Dataset rows about figures ::
## Begin

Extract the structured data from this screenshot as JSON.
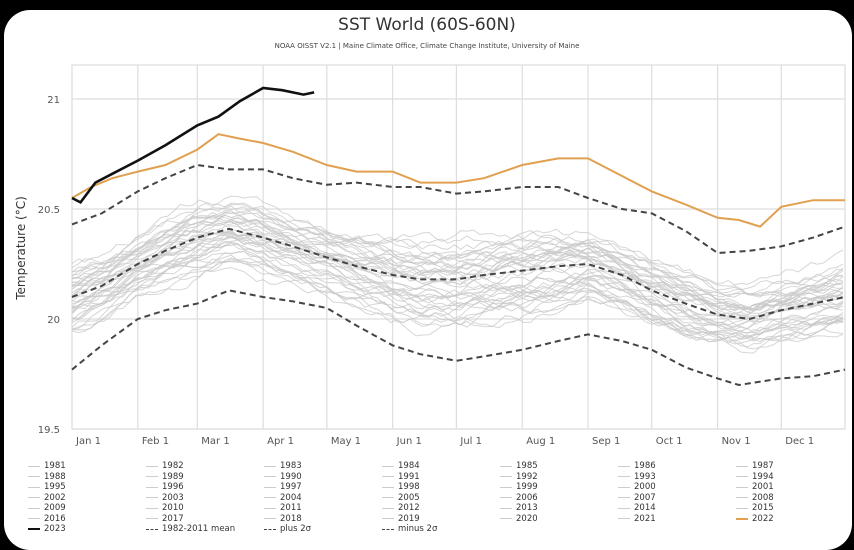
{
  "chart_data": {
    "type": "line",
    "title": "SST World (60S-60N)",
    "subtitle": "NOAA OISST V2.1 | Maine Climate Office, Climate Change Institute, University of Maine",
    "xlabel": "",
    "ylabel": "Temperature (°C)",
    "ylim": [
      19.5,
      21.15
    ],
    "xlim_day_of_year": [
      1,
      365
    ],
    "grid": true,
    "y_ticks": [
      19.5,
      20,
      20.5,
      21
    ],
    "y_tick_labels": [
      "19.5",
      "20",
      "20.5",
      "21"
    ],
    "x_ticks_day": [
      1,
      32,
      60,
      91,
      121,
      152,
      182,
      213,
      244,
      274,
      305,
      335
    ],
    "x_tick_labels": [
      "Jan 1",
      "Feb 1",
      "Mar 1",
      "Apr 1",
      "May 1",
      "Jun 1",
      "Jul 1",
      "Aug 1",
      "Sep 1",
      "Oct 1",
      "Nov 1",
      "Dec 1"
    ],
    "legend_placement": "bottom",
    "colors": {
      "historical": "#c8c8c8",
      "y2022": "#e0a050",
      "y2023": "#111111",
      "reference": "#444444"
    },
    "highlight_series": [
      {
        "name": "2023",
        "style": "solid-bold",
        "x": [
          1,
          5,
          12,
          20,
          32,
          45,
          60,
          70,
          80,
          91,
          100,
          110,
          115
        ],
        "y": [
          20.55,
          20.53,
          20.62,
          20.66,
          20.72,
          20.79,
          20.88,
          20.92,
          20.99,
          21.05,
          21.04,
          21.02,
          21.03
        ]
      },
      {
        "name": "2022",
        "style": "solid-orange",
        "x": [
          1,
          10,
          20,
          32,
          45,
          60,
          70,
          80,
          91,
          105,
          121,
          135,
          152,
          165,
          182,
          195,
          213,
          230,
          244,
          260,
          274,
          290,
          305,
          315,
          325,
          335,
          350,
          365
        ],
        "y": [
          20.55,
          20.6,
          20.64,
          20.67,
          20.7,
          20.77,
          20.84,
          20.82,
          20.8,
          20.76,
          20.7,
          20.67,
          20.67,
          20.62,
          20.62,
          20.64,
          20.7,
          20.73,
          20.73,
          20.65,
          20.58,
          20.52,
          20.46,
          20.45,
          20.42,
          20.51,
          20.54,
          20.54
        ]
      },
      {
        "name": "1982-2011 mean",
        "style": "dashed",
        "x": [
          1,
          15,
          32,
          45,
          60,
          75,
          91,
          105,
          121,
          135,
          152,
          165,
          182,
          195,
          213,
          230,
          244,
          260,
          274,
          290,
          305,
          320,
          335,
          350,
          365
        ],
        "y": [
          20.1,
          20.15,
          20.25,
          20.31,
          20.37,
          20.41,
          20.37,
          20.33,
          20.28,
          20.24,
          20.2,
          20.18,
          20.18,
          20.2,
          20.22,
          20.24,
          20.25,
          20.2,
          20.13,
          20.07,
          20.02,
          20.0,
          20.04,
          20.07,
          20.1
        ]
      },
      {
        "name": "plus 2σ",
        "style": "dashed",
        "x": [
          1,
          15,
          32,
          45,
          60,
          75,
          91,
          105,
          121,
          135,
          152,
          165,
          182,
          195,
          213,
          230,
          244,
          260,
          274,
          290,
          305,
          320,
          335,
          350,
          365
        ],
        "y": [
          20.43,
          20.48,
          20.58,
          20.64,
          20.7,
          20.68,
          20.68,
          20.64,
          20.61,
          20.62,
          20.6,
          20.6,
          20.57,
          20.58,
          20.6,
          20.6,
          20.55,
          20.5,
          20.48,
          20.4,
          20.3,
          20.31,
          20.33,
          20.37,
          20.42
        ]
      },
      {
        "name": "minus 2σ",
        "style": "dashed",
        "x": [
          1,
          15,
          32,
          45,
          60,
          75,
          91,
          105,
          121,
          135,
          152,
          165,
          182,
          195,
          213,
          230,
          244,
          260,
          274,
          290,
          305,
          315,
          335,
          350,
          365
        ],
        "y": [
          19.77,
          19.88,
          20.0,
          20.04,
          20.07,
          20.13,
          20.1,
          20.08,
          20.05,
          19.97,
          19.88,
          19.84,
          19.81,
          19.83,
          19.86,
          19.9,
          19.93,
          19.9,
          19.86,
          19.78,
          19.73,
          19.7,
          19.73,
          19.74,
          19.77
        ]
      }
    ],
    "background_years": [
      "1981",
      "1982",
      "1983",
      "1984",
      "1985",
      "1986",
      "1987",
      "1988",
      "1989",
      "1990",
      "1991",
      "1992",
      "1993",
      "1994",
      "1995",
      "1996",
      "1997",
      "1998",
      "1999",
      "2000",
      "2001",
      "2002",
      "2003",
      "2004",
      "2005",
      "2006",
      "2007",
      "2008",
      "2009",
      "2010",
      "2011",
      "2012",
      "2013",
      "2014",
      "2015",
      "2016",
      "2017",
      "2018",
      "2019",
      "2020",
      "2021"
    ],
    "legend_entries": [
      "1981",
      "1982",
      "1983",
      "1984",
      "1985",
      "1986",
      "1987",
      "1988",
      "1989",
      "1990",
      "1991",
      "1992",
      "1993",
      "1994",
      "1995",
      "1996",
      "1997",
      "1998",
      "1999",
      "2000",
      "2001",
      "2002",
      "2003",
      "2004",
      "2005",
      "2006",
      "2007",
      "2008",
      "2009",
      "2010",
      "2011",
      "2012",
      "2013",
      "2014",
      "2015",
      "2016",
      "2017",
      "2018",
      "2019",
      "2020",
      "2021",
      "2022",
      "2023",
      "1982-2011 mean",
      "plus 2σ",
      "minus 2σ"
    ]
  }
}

## End
## Begin

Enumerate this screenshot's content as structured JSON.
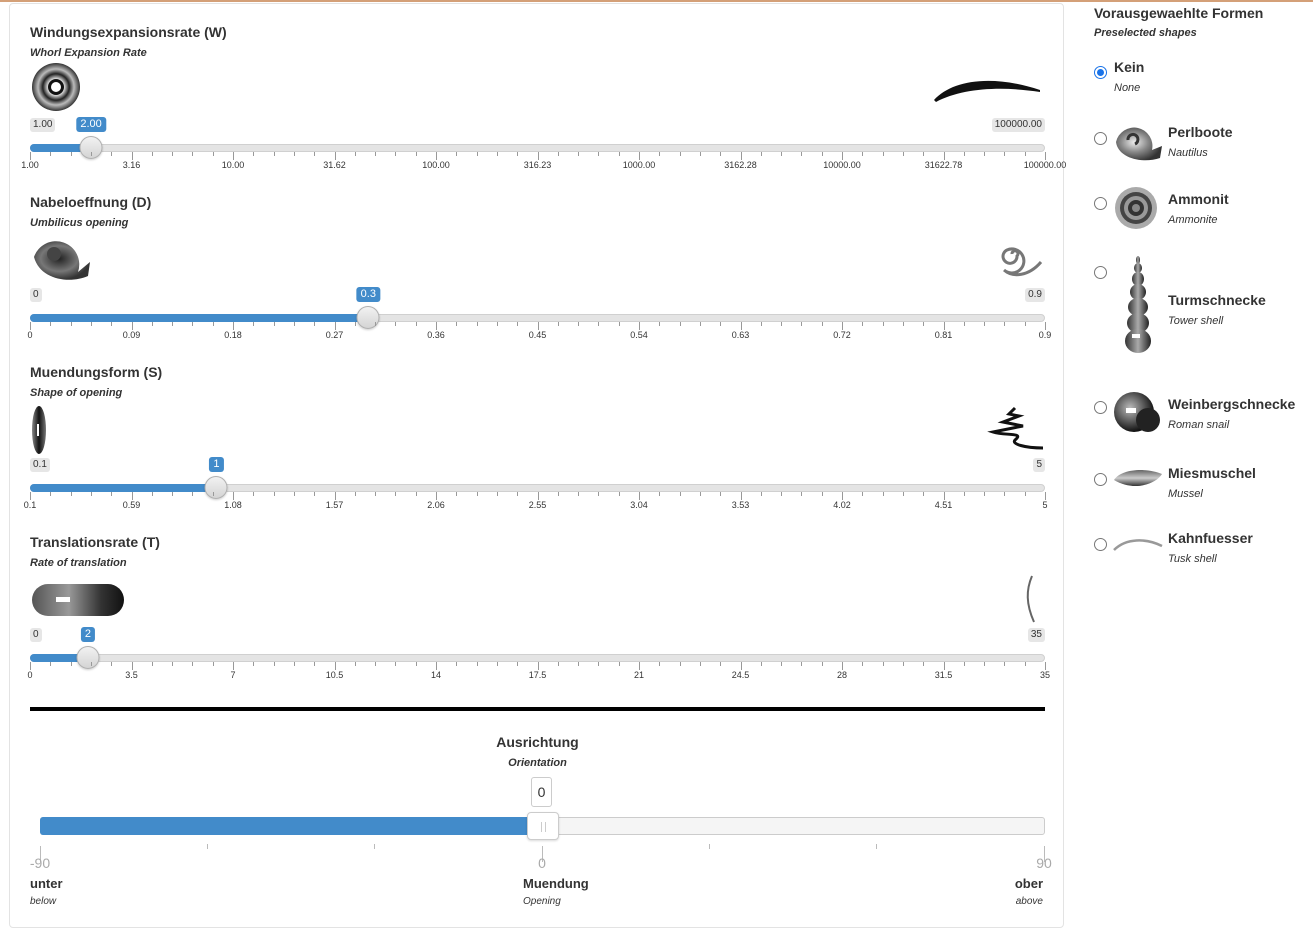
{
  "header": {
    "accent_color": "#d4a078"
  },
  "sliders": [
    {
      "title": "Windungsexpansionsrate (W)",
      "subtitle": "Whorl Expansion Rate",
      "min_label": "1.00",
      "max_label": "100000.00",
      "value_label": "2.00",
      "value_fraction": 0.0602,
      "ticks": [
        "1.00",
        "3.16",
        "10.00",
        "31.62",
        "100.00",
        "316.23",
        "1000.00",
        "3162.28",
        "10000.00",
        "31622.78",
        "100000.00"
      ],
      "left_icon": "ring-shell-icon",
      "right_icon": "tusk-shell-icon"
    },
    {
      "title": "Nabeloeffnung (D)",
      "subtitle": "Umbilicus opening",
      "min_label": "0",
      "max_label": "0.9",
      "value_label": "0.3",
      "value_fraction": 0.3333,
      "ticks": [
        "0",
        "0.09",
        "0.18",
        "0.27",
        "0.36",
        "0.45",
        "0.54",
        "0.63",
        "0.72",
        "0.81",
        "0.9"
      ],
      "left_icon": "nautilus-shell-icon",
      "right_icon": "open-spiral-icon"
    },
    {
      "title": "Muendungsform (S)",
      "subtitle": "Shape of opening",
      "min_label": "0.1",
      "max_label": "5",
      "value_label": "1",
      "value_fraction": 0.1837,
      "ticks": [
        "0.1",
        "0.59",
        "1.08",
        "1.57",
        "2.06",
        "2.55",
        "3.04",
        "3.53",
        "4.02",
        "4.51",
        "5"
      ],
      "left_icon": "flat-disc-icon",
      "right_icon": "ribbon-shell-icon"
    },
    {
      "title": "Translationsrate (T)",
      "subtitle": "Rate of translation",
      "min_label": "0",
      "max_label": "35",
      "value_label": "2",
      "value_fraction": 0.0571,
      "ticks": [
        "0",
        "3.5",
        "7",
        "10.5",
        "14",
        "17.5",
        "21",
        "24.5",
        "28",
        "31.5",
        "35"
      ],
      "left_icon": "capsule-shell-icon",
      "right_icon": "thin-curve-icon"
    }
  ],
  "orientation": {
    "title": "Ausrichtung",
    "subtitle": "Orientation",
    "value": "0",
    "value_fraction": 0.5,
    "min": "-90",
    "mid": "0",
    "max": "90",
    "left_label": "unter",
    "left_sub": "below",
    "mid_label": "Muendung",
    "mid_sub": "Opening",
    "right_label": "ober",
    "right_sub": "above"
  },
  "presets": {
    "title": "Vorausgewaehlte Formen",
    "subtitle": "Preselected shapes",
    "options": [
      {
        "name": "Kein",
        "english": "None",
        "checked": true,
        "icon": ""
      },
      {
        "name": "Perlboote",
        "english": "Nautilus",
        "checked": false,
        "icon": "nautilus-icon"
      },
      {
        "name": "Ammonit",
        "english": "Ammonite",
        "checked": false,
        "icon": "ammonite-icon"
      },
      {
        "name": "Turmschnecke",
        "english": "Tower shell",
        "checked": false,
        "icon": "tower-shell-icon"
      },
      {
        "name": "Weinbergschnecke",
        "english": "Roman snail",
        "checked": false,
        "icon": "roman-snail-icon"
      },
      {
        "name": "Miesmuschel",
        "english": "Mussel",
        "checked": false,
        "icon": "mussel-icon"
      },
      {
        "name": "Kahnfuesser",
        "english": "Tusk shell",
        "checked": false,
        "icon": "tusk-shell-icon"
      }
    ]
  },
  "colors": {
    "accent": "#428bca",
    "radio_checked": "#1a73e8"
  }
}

## End

Which lines hold the word "shell"? Copy each of them from the records.

ANSWER TO THE PROBLEM ::
      "left_icon": "ring-shell-icon",
      "right_icon": "tusk-shell-icon"
      "left_icon": "nautilus-shell-icon",
      "right_icon": "ribbon-shell-icon"
      "left_icon": "capsule-shell-icon",
        "english": "Tower shell",
        "icon": "tower-shell-icon"
        "english": "Tusk shell",
        "icon": "tusk-shell-icon"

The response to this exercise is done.